标签平滑实现
最近做二分类发现对正样本输出的概率特别高。。应该是过拟合了,然后有一个叫做标签平滑的操作,方便以后复用,记录在这里。。
看了一个原理写的不错的!https://blog.csdn.net/qq_41915623/article/details/124852409
import torch
import torch.nn as nn
class CrossEntropyWithLabelSmoothing(nn.Module):
def __init__(self, epsilon=0.1, reduction="mean", ignore_index=-100):
super(CrossEntropyWithLabelSmoothing, self).__init__()
self.epsilon = epsilon
self.reduction = reduction
self.ignore_index = ignore_index
self.logsoftmax = nn.LogSoftmax(dim=-1)
def forward(self, output, target, class_num):
"""
output: (batch_size, class_num)
target: (batch_size,)
class_num: k分类
"""
batch_size = output.shape[0]
y = torch.zeros((batch_size, class_num))
____
#### [任务目标]
从关于标签平滑实现的文段的最后一行接着往下写。 这些数据与本练习无关。

[文档版面分析数据]
____
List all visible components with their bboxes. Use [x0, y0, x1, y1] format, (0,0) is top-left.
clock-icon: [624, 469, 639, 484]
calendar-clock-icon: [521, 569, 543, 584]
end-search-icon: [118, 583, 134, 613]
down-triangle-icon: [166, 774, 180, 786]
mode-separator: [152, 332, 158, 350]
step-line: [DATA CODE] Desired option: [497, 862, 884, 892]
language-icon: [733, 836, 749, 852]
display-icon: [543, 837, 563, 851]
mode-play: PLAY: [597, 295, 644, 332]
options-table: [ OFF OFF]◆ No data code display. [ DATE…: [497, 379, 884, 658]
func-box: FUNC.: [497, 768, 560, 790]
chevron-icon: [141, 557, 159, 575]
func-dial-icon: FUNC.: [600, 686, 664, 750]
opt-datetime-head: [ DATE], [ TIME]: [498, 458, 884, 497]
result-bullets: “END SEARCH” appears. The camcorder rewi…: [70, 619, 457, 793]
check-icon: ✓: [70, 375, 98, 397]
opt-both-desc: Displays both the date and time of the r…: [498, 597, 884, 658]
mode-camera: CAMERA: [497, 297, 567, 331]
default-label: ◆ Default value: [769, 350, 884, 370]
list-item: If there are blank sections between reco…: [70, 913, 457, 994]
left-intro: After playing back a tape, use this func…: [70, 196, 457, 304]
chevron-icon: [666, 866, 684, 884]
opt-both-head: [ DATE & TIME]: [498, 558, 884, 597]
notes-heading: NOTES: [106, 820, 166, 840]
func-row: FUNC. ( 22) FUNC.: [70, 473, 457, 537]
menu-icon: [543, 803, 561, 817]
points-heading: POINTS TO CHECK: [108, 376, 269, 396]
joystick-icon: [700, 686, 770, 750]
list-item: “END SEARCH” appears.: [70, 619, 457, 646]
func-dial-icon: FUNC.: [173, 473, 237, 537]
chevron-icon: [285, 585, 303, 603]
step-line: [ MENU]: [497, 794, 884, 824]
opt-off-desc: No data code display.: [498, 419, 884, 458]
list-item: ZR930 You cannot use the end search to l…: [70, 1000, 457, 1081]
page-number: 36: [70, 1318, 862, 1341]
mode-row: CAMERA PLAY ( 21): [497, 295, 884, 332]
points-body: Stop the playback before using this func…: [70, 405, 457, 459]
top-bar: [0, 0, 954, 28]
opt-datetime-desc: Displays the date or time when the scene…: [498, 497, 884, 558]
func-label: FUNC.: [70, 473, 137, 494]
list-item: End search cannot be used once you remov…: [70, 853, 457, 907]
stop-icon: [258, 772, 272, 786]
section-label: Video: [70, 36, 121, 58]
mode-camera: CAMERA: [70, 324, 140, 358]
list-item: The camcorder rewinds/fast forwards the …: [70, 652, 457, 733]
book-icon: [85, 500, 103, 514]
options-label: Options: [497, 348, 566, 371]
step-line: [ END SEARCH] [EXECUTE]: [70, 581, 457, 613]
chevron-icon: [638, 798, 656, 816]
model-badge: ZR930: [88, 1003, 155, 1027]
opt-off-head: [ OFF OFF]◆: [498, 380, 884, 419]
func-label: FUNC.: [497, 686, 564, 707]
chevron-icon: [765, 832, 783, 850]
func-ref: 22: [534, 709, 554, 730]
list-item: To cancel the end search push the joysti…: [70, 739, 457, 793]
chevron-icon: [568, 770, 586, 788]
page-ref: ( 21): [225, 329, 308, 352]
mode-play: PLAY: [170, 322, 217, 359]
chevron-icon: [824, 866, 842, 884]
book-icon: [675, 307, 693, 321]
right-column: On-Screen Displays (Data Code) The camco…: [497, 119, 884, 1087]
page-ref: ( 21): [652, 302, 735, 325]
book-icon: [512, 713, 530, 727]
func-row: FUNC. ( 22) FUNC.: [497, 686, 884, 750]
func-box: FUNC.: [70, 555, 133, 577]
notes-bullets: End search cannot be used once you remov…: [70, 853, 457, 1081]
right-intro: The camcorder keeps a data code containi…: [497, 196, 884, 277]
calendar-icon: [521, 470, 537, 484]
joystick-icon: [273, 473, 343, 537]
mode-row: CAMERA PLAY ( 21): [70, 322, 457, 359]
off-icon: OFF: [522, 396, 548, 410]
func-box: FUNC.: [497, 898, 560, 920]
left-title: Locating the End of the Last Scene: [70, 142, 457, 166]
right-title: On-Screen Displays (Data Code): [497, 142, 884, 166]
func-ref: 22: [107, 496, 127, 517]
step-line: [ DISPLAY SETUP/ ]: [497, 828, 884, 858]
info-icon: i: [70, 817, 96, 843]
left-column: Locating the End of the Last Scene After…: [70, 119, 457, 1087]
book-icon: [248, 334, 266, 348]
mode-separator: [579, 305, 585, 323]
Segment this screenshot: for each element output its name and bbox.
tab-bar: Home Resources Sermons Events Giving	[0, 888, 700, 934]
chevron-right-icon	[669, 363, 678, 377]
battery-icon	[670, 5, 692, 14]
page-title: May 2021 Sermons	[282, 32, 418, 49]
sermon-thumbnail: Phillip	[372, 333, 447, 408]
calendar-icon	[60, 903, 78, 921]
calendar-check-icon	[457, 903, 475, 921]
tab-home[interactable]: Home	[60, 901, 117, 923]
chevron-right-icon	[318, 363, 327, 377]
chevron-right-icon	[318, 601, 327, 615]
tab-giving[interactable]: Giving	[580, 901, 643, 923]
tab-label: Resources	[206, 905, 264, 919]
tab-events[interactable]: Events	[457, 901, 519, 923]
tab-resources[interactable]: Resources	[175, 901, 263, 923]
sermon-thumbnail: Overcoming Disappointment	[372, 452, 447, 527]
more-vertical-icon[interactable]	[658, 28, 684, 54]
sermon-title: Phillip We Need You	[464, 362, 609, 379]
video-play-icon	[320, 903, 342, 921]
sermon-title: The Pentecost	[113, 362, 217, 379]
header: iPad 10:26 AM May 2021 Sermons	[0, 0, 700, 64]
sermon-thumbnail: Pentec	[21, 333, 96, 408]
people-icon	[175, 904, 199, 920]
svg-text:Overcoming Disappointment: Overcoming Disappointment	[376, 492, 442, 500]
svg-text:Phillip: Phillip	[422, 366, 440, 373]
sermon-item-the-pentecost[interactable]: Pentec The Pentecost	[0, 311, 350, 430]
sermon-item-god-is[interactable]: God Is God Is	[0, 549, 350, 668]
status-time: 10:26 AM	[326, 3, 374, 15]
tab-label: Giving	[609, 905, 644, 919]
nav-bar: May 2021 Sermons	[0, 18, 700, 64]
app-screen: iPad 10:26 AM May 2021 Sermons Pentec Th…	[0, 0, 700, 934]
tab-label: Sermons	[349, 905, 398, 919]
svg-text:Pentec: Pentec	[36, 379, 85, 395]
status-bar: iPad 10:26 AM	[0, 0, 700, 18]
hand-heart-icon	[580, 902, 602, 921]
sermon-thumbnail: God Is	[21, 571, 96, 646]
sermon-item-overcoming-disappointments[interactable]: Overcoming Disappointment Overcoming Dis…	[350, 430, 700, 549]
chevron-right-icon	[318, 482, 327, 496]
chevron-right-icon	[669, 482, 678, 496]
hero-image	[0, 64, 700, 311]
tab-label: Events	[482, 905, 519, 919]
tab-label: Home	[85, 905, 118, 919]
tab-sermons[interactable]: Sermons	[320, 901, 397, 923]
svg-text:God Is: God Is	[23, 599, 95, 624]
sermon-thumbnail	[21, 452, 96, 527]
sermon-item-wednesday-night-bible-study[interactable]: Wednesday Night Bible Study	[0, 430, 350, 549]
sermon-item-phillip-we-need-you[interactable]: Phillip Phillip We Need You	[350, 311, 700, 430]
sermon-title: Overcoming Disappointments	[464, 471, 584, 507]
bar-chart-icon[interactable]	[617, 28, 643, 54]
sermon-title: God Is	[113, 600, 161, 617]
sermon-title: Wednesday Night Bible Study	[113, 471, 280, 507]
____
#### [练习结果]
y[range(len(target)), target] = 1 # 得到 数字转one_hot的向量
y1 = (1 - self.epsilon) * y
y2 = self.epsilon * torch.ones(batch_size, class_num) / class_num
smooth_y = y1 + y2
loss = - smooth_y * self.logsoftmax(output)
if self.reduction == "sum":
return loss.sum() # sum
if self.reduction == "mean":
return loss.sum(-1).mean() # sum / k
if self.reduction == "none":
return loss.sum(-1) # (batch_size, )
output = torch.tensor([0.1, 0.1, 0.1, 0.36, 0.34])
criterion = CrossEntropyWithLabelSmoothing()
loss = criterion(torch.randn((5, 3)), torch.randint(3, (5, )), 3)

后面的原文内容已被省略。